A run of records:
----
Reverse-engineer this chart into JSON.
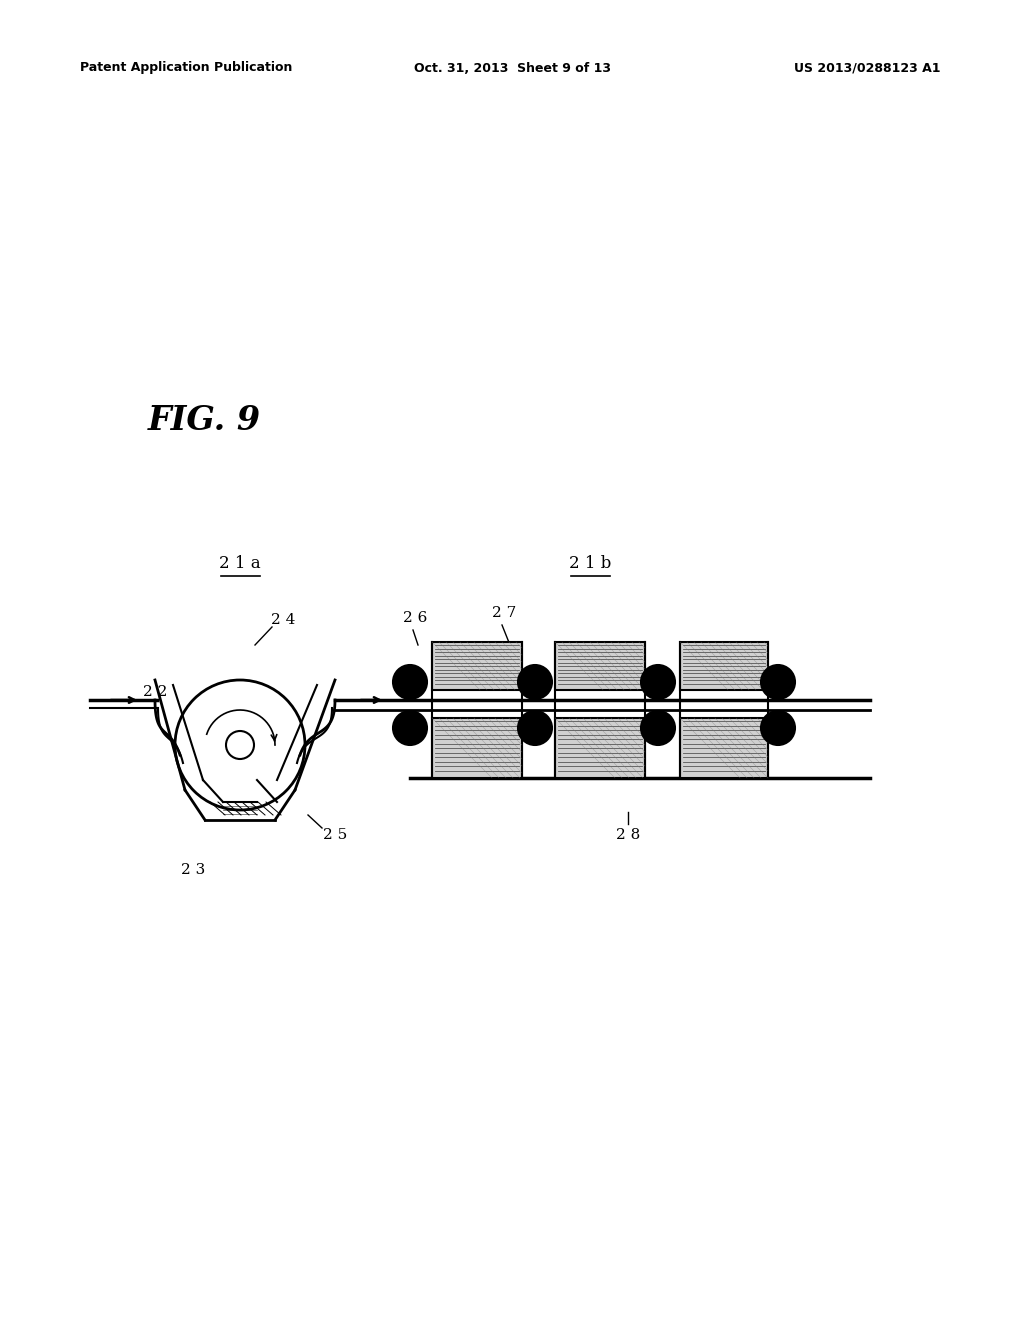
{
  "bg_color": "#ffffff",
  "line_color": "#000000",
  "fig_label": "FIG. 9",
  "header_left": "Patent Application Publication",
  "header_mid": "Oct. 31, 2013  Sheet 9 of 13",
  "header_right": "US 2013/0288123 A1"
}
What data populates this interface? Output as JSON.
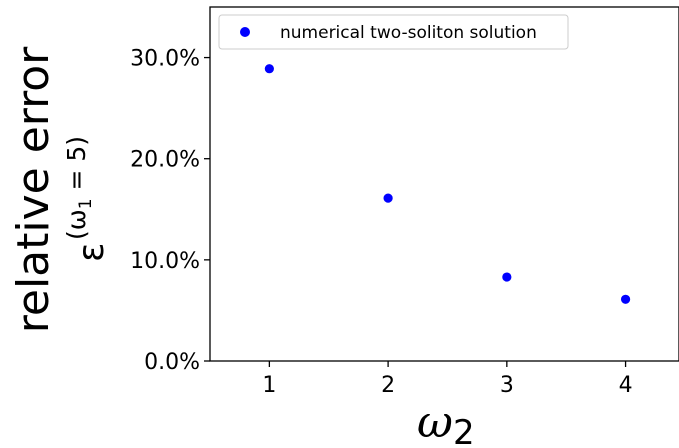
{
  "chart_data": {
    "type": "scatter",
    "xlabel": "ω2",
    "ylabel_main": "relative error",
    "ylabel_symbol": "ε",
    "ylabel_sup_left": "(ω",
    "ylabel_sup_sub": "1",
    "ylabel_sup_right": " = 5)",
    "xlabel_symbol": "ω",
    "xlabel_sub": "2",
    "xlim": [
      0.5,
      4.45
    ],
    "ylim": [
      0,
      0.35
    ],
    "xticks": [
      1,
      2,
      3,
      4
    ],
    "xtick_labels": [
      "1",
      "2",
      "3",
      "4"
    ],
    "yticks": [
      0,
      0.1,
      0.2,
      0.3
    ],
    "ytick_labels": [
      "0.0%",
      "10.0%",
      "20.0%",
      "30.0%"
    ],
    "legend_position": "upper-left",
    "series": [
      {
        "name": "numerical two-soliton solution",
        "color": "#0000ff",
        "x": [
          1,
          2,
          3,
          4
        ],
        "y": [
          0.289,
          0.161,
          0.083,
          0.061
        ]
      }
    ]
  }
}
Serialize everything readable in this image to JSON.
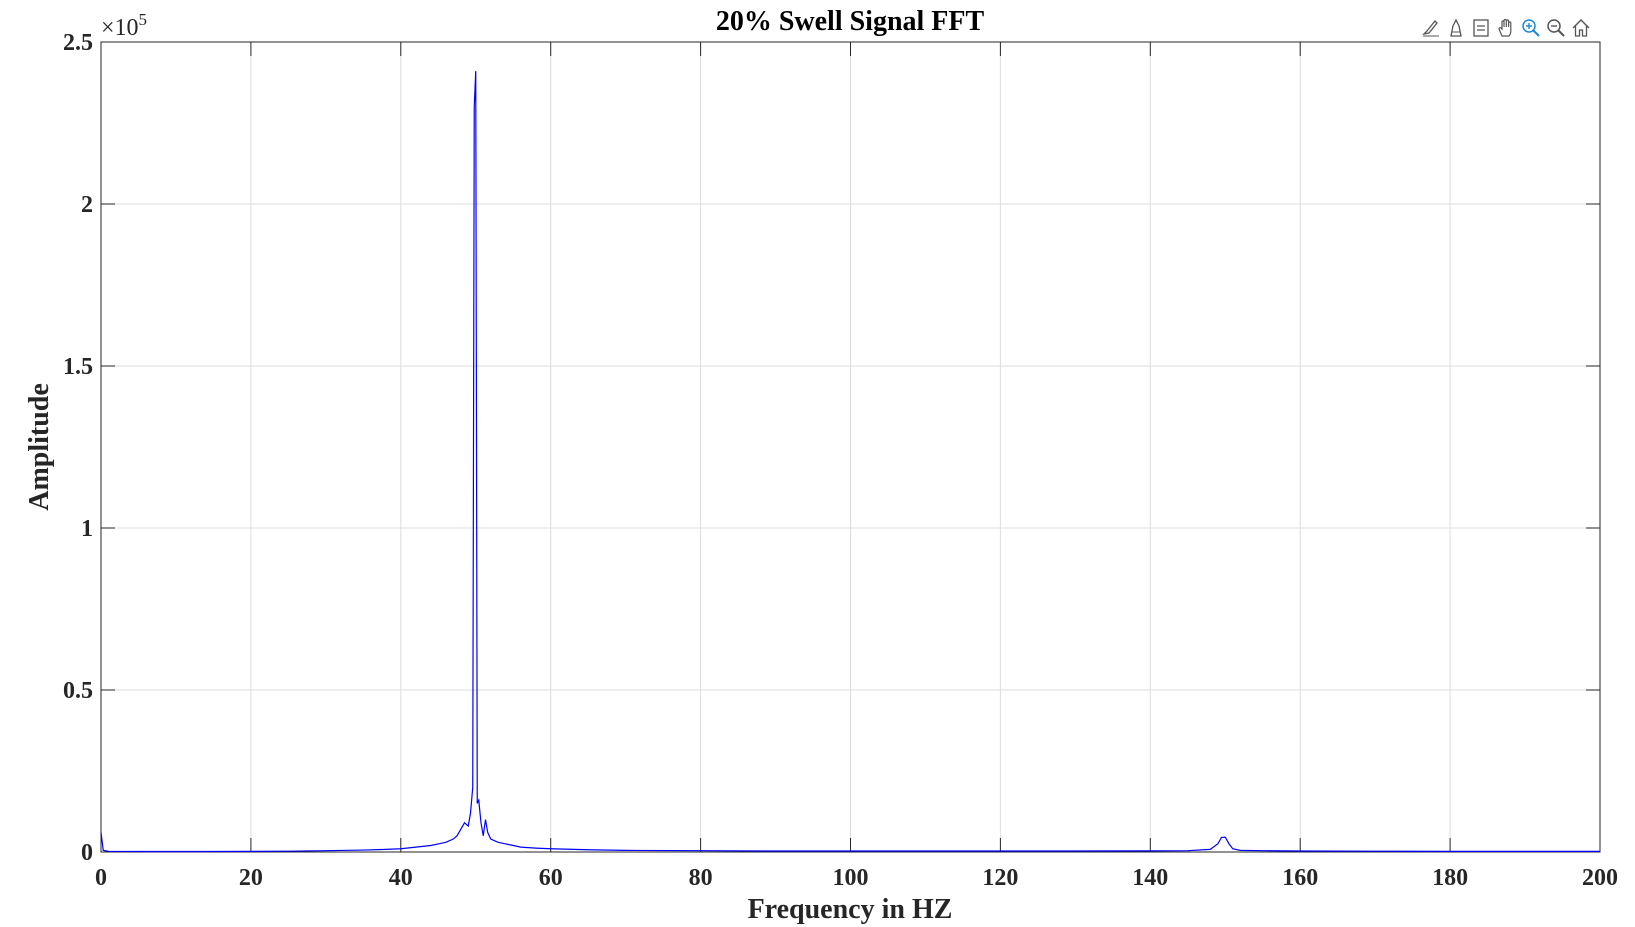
{
  "toolbar": {
    "icons": [
      "brush-icon",
      "data-tips-icon",
      "legend-icon",
      "pan-icon",
      "zoom-in-icon",
      "zoom-out-icon",
      "home-icon"
    ]
  },
  "chart_data": {
    "type": "line",
    "title": "20% Swell Signal FFT",
    "xlabel": "Frequency in HZ",
    "ylabel": "Amplitude",
    "y_exponent_label": "×10",
    "y_exponent_power": "5",
    "xlim": [
      0,
      200
    ],
    "ylim": [
      0,
      250000
    ],
    "x_ticks": [
      0,
      20,
      40,
      60,
      80,
      100,
      120,
      140,
      160,
      180,
      200
    ],
    "x_tick_labels": [
      "0",
      "20",
      "40",
      "60",
      "80",
      "100",
      "120",
      "140",
      "160",
      "180",
      "200"
    ],
    "y_ticks": [
      0,
      50000,
      100000,
      150000,
      200000,
      250000
    ],
    "y_tick_labels": [
      "0",
      "0.5",
      "1",
      "1.5",
      "2",
      "2.5"
    ],
    "grid": true,
    "line_color": "#0000ff",
    "series": [
      {
        "x": [
          0,
          0.3,
          1,
          5,
          10,
          15,
          20,
          25,
          30,
          35,
          38,
          40,
          42,
          44,
          45,
          46,
          47,
          47.5,
          48,
          48.5,
          49,
          49.3,
          49.6,
          49.8,
          50,
          50.2,
          50.4,
          50.7,
          51,
          51.3,
          51.6,
          52,
          52.5,
          53,
          54,
          55,
          56,
          58,
          60,
          65,
          70,
          80,
          90,
          100,
          110,
          120,
          130,
          140,
          145,
          148,
          149,
          149.5,
          150,
          150.5,
          151,
          152,
          155,
          160,
          170,
          180,
          190,
          200
        ],
        "y": [
          6000,
          500,
          200,
          150,
          150,
          150,
          200,
          250,
          400,
          600,
          800,
          1000,
          1500,
          2000,
          2500,
          3000,
          4000,
          5000,
          7000,
          9000,
          8000,
          12000,
          20000,
          230000,
          241000,
          15000,
          16000,
          9000,
          5000,
          10000,
          6000,
          4000,
          3500,
          3000,
          2500,
          2000,
          1500,
          1200,
          1000,
          700,
          500,
          400,
          300,
          300,
          300,
          300,
          300,
          350,
          400,
          800,
          2500,
          4500,
          4600,
          2500,
          1000,
          500,
          400,
          300,
          250,
          200,
          200,
          200
        ]
      }
    ]
  }
}
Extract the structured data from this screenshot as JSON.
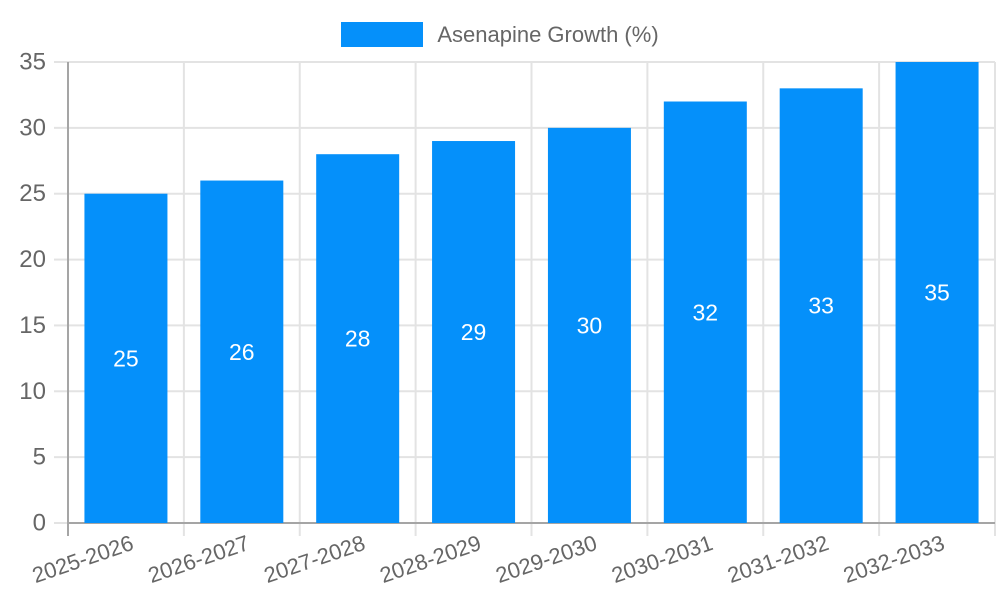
{
  "legend": {
    "label": "Asenapine Growth (%)"
  },
  "colors": {
    "bar": "#0590FA",
    "grid": "#E3E3E3",
    "axis": "#A5A5A5",
    "tick_text": "#666666",
    "bar_label_text": "#FFFFFF",
    "background": "#FFFFFF"
  },
  "chart_data": {
    "type": "bar",
    "title": "Asenapine Growth (%)",
    "categories": [
      "2025-2026",
      "2026-2027",
      "2027-2028",
      "2028-2029",
      "2029-2030",
      "2030-2031",
      "2031-2032",
      "2032-2033"
    ],
    "values": [
      25,
      26,
      28,
      29,
      30,
      32,
      33,
      35
    ],
    "xlabel": "",
    "ylabel": "",
    "ylim": [
      0,
      35
    ],
    "ytick_step": 5,
    "ytick_labels": [
      "0",
      "5",
      "10",
      "15",
      "20",
      "25",
      "30",
      "35"
    ],
    "grid": true,
    "legend_position": "top",
    "bar_labels_visible": true,
    "bar_label_position": "center"
  }
}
----
→ **Set exercise**: In your copy of the records, include no pictures; repeat everything else exactly.

→ **Reply**:
Reverse-engineer this chart into JSON.
{
  "bg_color": "#ffffff",
  "line_color": "#000000",
  "fig_label": "FIG. 9",
  "header_left": "Patent Application Publication",
  "header_mid": "Oct. 31, 2013  Sheet 9 of 13",
  "header_right": "US 2013/0288123 A1"
}
What data populates this interface? Output as JSON.
{
  "chart_data": {
    "type": "scatter",
    "xlabel": "ω2",
    "ylabel_main": "relative error",
    "ylabel_symbol": "ε",
    "ylabel_sup_left": "(ω",
    "ylabel_sup_sub": "1",
    "ylabel_sup_right": " = 5)",
    "xlabel_symbol": "ω",
    "xlabel_sub": "2",
    "xlim": [
      0.5,
      4.45
    ],
    "ylim": [
      0,
      0.35
    ],
    "xticks": [
      1,
      2,
      3,
      4
    ],
    "xtick_labels": [
      "1",
      "2",
      "3",
      "4"
    ],
    "yticks": [
      0,
      0.1,
      0.2,
      0.3
    ],
    "ytick_labels": [
      "0.0%",
      "10.0%",
      "20.0%",
      "30.0%"
    ],
    "legend_position": "upper-left",
    "series": [
      {
        "name": "numerical two-soliton solution",
        "color": "#0000ff",
        "x": [
          1,
          2,
          3,
          4
        ],
        "y": [
          0.289,
          0.161,
          0.083,
          0.061
        ]
      }
    ]
  }
}
Serialize everything readable in this image to JSON.
{
  "toolbar": {
    "icons": [
      "brush-icon",
      "data-tips-icon",
      "legend-icon",
      "pan-icon",
      "zoom-in-icon",
      "zoom-out-icon",
      "home-icon"
    ]
  },
  "chart_data": {
    "type": "line",
    "title": "20% Swell Signal FFT",
    "xlabel": "Frequency in HZ",
    "ylabel": "Amplitude",
    "y_exponent_label": "×10",
    "y_exponent_power": "5",
    "xlim": [
      0,
      200
    ],
    "ylim": [
      0,
      250000
    ],
    "x_ticks": [
      0,
      20,
      40,
      60,
      80,
      100,
      120,
      140,
      160,
      180,
      200
    ],
    "x_tick_labels": [
      "0",
      "20",
      "40",
      "60",
      "80",
      "100",
      "120",
      "140",
      "160",
      "180",
      "200"
    ],
    "y_ticks": [
      0,
      50000,
      100000,
      150000,
      200000,
      250000
    ],
    "y_tick_labels": [
      "0",
      "0.5",
      "1",
      "1.5",
      "2",
      "2.5"
    ],
    "grid": true,
    "line_color": "#0000ff",
    "series": [
      {
        "x": [
          0,
          0.3,
          1,
          5,
          10,
          15,
          20,
          25,
          30,
          35,
          38,
          40,
          42,
          44,
          45,
          46,
          47,
          47.5,
          48,
          48.5,
          49,
          49.3,
          49.6,
          49.8,
          50,
          50.2,
          50.4,
          50.7,
          51,
          51.3,
          51.6,
          52,
          52.5,
          53,
          54,
          55,
          56,
          58,
          60,
          65,
          70,
          80,
          90,
          100,
          110,
          120,
          130,
          140,
          145,
          148,
          149,
          149.5,
          150,
          150.5,
          151,
          152,
          155,
          160,
          170,
          180,
          190,
          200
        ],
        "y": [
          6000,
          500,
          200,
          150,
          150,
          150,
          200,
          250,
          400,
          600,
          800,
          1000,
          1500,
          2000,
          2500,
          3000,
          4000,
          5000,
          7000,
          9000,
          8000,
          12000,
          20000,
          230000,
          241000,
          15000,
          16000,
          9000,
          5000,
          10000,
          6000,
          4000,
          3500,
          3000,
          2500,
          2000,
          1500,
          1200,
          1000,
          700,
          500,
          400,
          300,
          300,
          300,
          300,
          300,
          350,
          400,
          800,
          2500,
          4500,
          4600,
          2500,
          1000,
          500,
          400,
          300,
          250,
          200,
          200,
          200
        ]
      }
    ]
  }
}
Extract the structured data from this screenshot as JSON.
{
  "legend": {
    "label": "Asenapine Growth (%)"
  },
  "colors": {
    "bar": "#0590FA",
    "grid": "#E3E3E3",
    "axis": "#A5A5A5",
    "tick_text": "#666666",
    "bar_label_text": "#FFFFFF",
    "background": "#FFFFFF"
  },
  "chart_data": {
    "type": "bar",
    "title": "Asenapine Growth (%)",
    "categories": [
      "2025-2026",
      "2026-2027",
      "2027-2028",
      "2028-2029",
      "2029-2030",
      "2030-2031",
      "2031-2032",
      "2032-2033"
    ],
    "values": [
      25,
      26,
      28,
      29,
      30,
      32,
      33,
      35
    ],
    "xlabel": "",
    "ylabel": "",
    "ylim": [
      0,
      35
    ],
    "ytick_step": 5,
    "ytick_labels": [
      "0",
      "5",
      "10",
      "15",
      "20",
      "25",
      "30",
      "35"
    ],
    "grid": true,
    "legend_position": "top",
    "bar_labels_visible": true,
    "bar_label_position": "center"
  }
}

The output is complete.